--- Fragmento de la página ---
Yo creo que se hace más urgente, en un tiempo así, el pedir “Cielos, lloved vuestra justicia”. “Señor, ven a nosotros, muéstraTe a nosotros, danos Tu salvación, haz que podamos edificar nuestra ciudad y nuestra casa, nuestra vida, sobre la roca firme que es Jesucristo, tu Hijo”. Porque, suceda lo que suceda, eso nos permitirá vivir agradecidos, vivir contentos, seguir adelante. Las plantas también en invierno parece que están más tristes y luego vuelven a renacer en la primavera. Pues, nosotros podemos tener periodos donde parece que se nos acaba todo y tenemos la certeza de que la luz triunfa sobre la oscuridad, y triunfará, y la vida triunfa sobre la sequía y la frialdad del invierno.
--- Datos proporcionados ---
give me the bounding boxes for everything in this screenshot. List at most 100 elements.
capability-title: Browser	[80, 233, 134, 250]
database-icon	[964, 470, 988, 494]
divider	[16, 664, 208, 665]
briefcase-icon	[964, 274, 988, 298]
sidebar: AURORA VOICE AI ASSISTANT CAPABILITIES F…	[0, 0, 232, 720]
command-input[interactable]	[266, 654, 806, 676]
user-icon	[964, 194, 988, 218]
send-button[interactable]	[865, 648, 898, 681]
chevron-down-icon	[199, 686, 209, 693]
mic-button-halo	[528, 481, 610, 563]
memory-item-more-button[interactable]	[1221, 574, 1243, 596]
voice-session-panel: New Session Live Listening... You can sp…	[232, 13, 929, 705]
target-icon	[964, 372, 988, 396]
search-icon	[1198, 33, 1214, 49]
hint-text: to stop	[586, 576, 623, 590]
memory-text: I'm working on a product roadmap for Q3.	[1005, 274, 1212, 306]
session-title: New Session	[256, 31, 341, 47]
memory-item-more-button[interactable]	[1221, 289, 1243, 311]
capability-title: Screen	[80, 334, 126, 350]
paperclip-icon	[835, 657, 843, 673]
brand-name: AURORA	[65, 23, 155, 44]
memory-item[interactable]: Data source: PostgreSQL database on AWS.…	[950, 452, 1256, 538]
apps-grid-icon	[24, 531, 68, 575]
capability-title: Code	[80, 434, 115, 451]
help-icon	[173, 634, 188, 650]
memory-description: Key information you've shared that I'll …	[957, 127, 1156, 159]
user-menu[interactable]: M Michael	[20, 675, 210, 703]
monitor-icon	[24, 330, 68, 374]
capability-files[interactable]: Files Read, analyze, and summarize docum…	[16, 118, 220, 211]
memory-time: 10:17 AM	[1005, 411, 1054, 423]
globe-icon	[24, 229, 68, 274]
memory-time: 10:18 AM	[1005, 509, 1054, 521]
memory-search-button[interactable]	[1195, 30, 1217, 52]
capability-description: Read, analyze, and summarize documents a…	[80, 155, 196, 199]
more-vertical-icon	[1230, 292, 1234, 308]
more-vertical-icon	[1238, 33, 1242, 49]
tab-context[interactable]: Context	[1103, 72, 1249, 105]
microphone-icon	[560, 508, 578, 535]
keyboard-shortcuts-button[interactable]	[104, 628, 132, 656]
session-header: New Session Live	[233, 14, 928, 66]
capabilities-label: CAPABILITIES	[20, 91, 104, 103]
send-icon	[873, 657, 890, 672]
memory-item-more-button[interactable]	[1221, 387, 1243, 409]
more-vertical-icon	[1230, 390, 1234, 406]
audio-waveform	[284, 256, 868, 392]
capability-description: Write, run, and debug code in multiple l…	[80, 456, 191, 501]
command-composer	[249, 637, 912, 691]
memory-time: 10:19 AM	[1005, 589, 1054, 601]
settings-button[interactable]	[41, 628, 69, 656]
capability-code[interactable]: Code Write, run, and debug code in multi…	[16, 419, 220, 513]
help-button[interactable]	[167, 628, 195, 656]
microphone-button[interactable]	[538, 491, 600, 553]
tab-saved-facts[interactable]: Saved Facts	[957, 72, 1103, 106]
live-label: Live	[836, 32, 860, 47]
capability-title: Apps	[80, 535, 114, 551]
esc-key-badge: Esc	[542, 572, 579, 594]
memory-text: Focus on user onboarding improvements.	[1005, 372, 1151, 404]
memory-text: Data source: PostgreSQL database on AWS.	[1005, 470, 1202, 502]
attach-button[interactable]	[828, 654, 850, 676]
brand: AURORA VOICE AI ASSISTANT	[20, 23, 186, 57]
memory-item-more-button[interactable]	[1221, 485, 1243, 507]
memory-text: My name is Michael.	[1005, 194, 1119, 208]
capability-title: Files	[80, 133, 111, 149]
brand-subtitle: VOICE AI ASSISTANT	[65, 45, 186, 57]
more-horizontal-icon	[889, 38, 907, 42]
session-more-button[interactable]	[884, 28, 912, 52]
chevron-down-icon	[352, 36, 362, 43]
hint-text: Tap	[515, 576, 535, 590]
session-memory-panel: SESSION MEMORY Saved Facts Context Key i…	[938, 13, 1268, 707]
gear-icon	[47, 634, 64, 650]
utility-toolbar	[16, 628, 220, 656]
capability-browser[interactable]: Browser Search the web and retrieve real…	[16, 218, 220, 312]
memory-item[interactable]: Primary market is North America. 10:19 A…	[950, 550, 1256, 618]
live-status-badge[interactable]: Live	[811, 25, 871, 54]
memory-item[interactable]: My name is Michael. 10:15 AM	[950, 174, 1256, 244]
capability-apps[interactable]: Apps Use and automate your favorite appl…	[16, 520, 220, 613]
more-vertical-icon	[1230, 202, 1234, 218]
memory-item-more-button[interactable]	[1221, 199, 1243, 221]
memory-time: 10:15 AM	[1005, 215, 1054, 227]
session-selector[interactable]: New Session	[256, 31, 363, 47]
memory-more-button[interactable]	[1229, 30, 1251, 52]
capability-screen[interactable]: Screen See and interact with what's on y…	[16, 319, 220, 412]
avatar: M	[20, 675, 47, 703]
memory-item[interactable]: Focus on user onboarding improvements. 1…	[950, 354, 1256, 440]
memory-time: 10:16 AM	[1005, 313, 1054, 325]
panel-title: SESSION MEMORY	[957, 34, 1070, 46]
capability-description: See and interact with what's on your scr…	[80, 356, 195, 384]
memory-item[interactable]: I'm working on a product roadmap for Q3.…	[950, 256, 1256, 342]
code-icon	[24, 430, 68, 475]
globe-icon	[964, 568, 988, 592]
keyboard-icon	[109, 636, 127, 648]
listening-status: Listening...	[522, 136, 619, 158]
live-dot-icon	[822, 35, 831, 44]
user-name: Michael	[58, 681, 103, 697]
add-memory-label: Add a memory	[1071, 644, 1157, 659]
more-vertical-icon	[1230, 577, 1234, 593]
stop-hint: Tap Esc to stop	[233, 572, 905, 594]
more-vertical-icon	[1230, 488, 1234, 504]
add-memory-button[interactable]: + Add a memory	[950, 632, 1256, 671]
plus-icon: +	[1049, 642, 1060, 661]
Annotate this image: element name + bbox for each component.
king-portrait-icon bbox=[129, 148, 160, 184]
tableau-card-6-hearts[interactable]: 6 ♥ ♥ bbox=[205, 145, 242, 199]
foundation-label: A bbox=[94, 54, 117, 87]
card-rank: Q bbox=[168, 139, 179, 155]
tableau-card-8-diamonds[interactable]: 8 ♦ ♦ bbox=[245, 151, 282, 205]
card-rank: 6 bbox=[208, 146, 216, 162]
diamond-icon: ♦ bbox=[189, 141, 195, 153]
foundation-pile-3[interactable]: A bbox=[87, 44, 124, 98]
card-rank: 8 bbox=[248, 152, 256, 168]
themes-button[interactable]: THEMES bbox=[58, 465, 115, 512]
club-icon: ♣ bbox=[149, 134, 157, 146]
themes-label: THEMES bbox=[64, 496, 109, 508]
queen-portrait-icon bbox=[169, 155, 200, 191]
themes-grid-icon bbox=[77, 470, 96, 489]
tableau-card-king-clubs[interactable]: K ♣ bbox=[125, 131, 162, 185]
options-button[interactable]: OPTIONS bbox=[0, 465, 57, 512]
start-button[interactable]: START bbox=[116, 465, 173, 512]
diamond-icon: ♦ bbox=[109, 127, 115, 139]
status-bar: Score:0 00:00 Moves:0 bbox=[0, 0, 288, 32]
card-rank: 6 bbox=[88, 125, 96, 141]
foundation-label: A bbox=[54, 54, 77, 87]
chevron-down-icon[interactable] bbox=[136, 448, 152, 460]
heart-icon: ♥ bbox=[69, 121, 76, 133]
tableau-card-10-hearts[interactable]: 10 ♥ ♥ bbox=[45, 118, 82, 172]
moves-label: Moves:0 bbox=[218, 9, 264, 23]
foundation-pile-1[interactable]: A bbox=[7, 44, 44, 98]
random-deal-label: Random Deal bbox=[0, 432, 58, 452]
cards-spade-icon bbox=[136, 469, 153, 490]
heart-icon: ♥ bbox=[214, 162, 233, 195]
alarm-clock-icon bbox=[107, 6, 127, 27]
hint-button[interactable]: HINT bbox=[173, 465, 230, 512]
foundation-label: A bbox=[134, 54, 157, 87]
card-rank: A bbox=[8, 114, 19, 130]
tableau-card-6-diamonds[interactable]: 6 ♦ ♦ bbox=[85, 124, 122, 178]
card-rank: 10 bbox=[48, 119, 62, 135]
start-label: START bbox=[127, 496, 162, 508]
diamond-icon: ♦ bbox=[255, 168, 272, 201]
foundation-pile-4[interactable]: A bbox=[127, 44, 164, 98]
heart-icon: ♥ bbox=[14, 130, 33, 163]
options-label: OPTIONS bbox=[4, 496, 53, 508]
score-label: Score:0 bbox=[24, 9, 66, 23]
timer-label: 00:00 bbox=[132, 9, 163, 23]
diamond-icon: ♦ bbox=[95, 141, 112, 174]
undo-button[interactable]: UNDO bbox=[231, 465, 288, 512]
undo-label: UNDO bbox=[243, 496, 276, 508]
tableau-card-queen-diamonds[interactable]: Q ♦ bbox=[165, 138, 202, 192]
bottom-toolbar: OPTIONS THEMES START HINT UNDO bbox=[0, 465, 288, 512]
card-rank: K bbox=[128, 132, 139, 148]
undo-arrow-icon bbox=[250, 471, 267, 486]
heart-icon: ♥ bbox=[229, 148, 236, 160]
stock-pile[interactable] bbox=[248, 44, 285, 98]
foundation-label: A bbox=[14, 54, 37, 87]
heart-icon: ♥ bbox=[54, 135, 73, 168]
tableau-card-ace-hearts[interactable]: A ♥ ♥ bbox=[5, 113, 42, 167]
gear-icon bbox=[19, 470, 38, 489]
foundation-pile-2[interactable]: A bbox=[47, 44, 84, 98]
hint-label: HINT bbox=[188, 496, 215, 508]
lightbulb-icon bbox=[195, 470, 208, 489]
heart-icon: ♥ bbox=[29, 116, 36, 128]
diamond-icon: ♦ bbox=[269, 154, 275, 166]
---
## Objetivo planteado 1:
Según el fragmento, ¿cuál es la roca firme sobre la que se pide edificar la vida?
## Objetivo planteado 2:
Cita del fragmento el pasaje que comienza en las palabras «Yo creo que» y termina justo después de «frialdad del invierno.».
Los datos provienen de una fuente distinta a la del fragmento.

## Resultado esperado 1:
Jesucristo, el Hijo.

## Resultado esperado 2:
Yo creo que se hace más urgente, en un tiempo así, el pedir “Cielos, lloved vuestra justicia”. “Señor, ven a nosotros, muéstraTe a nosotros, danos Tu salvación, haz que podamos edificar nuestra ciudad y nuestra casa, nuestra vida, sobre la roca firme que es Jesucristo, tu Hijo”. Porque, suceda lo que suceda, eso nos permitirá vivir agradecidos, vivir contentos, seguir adelante. Las plantas también en invierno parece que están más tristes y luego vuelven a renacer en la primavera. Pues, nosotros podemos tener periodos donde parece que se nos acaba todo y tenemos la certeza de que la luz triunfa sobre la oscuridad, y triunfará, y la vida triunfa sobre la sequía y la frialdad del invierno.